— START DATASET ROWS —

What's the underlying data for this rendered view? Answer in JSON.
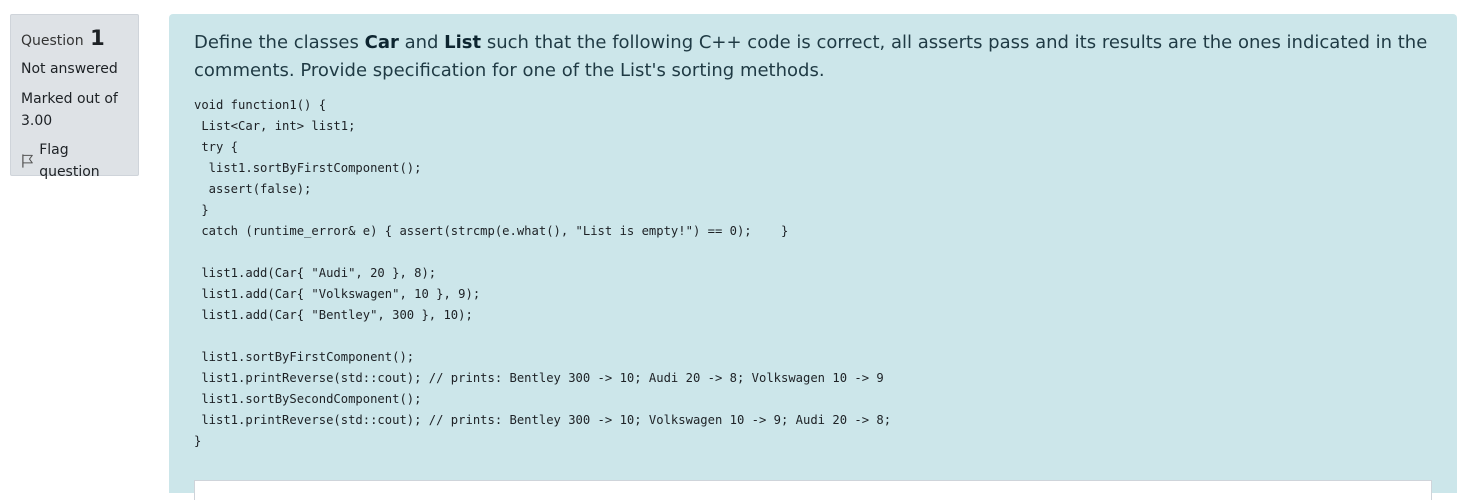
{
  "info": {
    "question_prefix": "Question",
    "question_number": "1",
    "state": "Not answered",
    "grade_line1": "Marked out of",
    "grade_line2": "3.00",
    "flag_label": "Flag question",
    "flag_icon": "flag-outline-icon"
  },
  "question": {
    "text_part1": "Define the classes ",
    "bold1": "Car",
    "text_part2": " and ",
    "bold2": "List",
    "text_part3": " such that the following C++ code is correct, all asserts pass and its results are the ones indicated in the comments. Provide specification for one of the List's sorting methods.",
    "code": "void function1() {\n List<Car, int> list1;\n try {\n  list1.sortByFirstComponent();\n  assert(false);\n }\n catch (runtime_error& e) { assert(strcmp(e.what(), \"List is empty!\") == 0);    }\n\n list1.add(Car{ \"Audi\", 20 }, 8);\n list1.add(Car{ \"Volkswagen\", 10 }, 9);\n list1.add(Car{ \"Bentley\", 300 }, 10);\n\n list1.sortByFirstComponent();\n list1.printReverse(std::cout); // prints: Bentley 300 -> 10; Audi 20 -> 8; Volkswagen 10 -> 9\n list1.sortBySecondComponent();\n list1.printReverse(std::cout); // prints: Bentley 300 -> 10; Volkswagen 10 -> 9; Audi 20 -> 8;\n}"
  },
  "answer": {
    "value": ""
  },
  "colors": {
    "info_bg": "#dee2e6",
    "content_bg": "#cce6ea"
  }
}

— END DATASET ROWS —

TASK INSTRUCTIONS:
Return to the listing above and set it down exactly, leaving out its pictures.

SOLUTION:
What's the underlying data for this rendered view? Answer in JSON.
{
  "info": {
    "question_prefix": "Question",
    "question_number": "1",
    "state": "Not answered",
    "grade_line1": "Marked out of",
    "grade_line2": "3.00",
    "flag_label": "Flag question",
    "flag_icon": "flag-outline-icon"
  },
  "question": {
    "text_part1": "Define the classes ",
    "bold1": "Car",
    "text_part2": " and ",
    "bold2": "List",
    "text_part3": " such that the following C++ code is correct, all asserts pass and its results are the ones indicated in the comments. Provide specification for one of the List's sorting methods.",
    "code": "void function1() {\n List<Car, int> list1;\n try {\n  list1.sortByFirstComponent();\n  assert(false);\n }\n catch (runtime_error& e) { assert(strcmp(e.what(), \"List is empty!\") == 0);    }\n\n list1.add(Car{ \"Audi\", 20 }, 8);\n list1.add(Car{ \"Volkswagen\", 10 }, 9);\n list1.add(Car{ \"Bentley\", 300 }, 10);\n\n list1.sortByFirstComponent();\n list1.printReverse(std::cout); // prints: Bentley 300 -> 10; Audi 20 -> 8; Volkswagen 10 -> 9\n list1.sortBySecondComponent();\n list1.printReverse(std::cout); // prints: Bentley 300 -> 10; Volkswagen 10 -> 9; Audi 20 -> 8;\n}"
  },
  "answer": {
    "value": ""
  },
  "colors": {
    "info_bg": "#dee2e6",
    "content_bg": "#cce6ea"
  }
}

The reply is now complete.